§ **Your objective**
Scan the lines below for the string "successfully" and copy every one that has it.
################
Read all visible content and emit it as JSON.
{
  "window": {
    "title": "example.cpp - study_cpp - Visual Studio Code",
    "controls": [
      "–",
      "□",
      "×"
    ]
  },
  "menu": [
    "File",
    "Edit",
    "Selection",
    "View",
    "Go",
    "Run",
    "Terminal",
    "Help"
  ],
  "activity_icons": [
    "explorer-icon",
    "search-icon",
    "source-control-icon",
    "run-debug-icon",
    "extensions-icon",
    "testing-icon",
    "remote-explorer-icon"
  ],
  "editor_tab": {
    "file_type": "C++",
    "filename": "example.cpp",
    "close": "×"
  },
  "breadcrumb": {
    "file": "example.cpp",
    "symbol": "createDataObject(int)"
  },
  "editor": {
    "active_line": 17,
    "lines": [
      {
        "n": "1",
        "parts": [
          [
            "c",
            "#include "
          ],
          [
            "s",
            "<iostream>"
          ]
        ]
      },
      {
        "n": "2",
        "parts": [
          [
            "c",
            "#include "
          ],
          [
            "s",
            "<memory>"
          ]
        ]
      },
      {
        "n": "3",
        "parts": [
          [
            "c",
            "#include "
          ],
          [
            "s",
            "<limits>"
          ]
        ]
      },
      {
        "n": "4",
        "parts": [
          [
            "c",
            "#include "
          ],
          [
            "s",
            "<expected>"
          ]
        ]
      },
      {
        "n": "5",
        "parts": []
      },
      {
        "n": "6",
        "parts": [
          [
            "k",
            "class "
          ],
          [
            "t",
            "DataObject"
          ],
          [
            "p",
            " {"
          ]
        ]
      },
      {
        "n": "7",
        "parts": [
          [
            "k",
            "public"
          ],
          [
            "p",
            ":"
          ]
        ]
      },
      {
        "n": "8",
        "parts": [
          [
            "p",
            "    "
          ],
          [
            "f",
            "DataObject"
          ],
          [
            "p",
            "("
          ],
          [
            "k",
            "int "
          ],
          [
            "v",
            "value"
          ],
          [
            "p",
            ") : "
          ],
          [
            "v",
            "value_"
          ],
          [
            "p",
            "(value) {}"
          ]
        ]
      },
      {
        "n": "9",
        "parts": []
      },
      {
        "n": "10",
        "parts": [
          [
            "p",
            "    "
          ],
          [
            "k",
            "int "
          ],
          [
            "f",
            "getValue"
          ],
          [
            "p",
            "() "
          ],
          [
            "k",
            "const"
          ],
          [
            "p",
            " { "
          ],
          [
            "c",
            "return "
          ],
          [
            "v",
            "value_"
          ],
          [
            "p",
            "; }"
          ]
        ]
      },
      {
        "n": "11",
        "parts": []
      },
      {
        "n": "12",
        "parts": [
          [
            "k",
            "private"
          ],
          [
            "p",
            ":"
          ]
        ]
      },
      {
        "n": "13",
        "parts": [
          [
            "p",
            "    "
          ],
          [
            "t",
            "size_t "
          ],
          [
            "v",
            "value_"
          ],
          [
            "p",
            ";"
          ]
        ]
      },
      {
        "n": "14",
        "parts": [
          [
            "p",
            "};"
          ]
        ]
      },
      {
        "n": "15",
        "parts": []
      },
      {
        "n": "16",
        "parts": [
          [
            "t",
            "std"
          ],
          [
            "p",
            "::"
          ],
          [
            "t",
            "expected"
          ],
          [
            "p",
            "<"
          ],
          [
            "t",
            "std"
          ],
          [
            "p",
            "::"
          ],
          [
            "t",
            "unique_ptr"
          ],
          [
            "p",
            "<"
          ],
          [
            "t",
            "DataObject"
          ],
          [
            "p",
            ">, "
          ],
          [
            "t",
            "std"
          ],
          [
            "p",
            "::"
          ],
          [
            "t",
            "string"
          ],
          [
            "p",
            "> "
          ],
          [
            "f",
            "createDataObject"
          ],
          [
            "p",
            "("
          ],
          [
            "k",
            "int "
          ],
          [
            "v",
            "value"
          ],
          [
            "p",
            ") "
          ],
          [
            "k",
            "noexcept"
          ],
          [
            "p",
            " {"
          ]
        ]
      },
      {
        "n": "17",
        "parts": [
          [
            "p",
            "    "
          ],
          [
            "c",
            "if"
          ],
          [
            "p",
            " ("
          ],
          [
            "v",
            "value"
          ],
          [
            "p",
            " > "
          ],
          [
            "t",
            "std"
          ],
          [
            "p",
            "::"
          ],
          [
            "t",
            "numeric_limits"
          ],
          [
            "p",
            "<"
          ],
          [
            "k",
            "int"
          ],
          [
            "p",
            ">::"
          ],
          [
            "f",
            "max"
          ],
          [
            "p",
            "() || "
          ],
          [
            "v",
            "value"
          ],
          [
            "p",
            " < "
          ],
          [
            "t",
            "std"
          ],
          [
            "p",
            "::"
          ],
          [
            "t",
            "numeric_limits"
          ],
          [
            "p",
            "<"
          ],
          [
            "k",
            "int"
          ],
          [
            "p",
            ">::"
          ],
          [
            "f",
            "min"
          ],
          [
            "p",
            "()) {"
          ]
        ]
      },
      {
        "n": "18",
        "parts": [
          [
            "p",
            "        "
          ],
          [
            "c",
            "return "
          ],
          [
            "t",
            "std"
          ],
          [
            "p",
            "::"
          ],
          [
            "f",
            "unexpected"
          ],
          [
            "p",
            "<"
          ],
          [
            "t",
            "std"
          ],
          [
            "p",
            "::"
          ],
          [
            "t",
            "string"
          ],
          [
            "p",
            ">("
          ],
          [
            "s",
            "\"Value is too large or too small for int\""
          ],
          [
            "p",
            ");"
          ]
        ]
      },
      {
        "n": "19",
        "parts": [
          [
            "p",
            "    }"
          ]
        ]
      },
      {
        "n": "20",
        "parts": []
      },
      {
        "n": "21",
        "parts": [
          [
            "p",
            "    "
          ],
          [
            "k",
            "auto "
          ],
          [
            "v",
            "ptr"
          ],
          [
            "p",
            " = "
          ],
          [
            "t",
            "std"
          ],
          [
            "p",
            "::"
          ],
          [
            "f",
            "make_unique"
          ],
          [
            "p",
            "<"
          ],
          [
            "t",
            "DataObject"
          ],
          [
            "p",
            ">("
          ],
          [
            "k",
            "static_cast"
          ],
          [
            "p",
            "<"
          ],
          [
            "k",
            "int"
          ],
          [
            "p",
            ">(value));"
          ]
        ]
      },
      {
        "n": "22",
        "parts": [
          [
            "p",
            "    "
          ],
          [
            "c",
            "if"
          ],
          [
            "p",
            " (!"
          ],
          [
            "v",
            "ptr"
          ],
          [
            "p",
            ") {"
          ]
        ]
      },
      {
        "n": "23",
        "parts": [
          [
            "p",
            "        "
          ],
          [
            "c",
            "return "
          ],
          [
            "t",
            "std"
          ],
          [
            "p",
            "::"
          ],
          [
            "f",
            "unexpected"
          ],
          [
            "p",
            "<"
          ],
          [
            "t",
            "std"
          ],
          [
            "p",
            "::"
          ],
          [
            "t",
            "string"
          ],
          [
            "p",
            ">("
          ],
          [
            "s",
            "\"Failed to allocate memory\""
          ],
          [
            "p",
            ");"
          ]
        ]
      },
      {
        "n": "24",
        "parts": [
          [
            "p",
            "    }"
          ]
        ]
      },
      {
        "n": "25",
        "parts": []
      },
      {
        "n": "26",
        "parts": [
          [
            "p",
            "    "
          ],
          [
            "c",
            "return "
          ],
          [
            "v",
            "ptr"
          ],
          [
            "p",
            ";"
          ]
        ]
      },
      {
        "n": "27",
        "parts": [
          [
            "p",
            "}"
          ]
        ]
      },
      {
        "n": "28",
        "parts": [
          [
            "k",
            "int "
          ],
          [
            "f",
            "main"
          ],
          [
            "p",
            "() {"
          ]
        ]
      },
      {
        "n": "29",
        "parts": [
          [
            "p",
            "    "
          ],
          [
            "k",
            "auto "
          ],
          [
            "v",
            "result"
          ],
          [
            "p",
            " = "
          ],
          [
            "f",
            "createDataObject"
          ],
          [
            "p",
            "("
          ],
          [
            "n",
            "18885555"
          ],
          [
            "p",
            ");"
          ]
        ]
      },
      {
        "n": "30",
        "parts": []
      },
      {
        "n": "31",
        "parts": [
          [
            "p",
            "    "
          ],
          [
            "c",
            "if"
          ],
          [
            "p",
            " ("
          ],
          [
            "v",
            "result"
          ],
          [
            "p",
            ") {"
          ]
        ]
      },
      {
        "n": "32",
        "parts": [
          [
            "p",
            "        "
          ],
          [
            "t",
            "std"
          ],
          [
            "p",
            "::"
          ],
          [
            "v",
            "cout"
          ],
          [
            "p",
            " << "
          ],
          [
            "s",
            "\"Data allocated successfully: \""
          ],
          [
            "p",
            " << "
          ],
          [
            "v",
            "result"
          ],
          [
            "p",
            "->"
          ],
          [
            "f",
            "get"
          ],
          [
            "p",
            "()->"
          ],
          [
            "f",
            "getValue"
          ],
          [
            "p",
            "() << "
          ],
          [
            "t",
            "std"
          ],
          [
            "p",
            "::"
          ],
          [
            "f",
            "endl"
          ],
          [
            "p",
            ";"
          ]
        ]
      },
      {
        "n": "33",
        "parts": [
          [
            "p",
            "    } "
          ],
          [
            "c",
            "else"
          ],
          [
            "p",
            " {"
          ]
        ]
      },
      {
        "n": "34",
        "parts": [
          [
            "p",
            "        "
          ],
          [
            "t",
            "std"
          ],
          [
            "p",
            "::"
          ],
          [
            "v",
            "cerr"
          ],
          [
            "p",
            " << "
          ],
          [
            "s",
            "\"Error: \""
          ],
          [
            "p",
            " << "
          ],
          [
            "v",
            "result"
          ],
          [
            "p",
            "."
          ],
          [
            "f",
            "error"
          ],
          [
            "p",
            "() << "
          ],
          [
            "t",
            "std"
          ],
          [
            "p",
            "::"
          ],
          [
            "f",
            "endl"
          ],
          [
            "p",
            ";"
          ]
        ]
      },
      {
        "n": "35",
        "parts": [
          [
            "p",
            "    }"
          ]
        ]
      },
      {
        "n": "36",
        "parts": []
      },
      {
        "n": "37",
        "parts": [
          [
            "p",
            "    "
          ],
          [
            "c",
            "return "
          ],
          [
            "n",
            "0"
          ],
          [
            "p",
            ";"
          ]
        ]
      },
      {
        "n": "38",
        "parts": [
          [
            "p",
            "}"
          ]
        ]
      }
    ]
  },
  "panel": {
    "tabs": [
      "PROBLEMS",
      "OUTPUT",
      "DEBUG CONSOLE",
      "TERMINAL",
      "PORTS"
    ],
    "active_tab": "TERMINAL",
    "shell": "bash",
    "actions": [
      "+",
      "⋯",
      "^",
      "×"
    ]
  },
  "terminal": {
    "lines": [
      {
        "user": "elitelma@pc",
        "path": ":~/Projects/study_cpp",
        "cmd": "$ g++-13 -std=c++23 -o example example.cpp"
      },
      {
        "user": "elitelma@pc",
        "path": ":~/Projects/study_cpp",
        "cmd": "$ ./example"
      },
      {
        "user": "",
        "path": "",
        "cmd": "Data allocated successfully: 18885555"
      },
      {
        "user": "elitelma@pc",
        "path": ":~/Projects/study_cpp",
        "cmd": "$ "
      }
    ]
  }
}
################
§ **Final answer**
            "\"Data allocated successfully: \""
        "cmd": "Data allocated successfully: 18885555"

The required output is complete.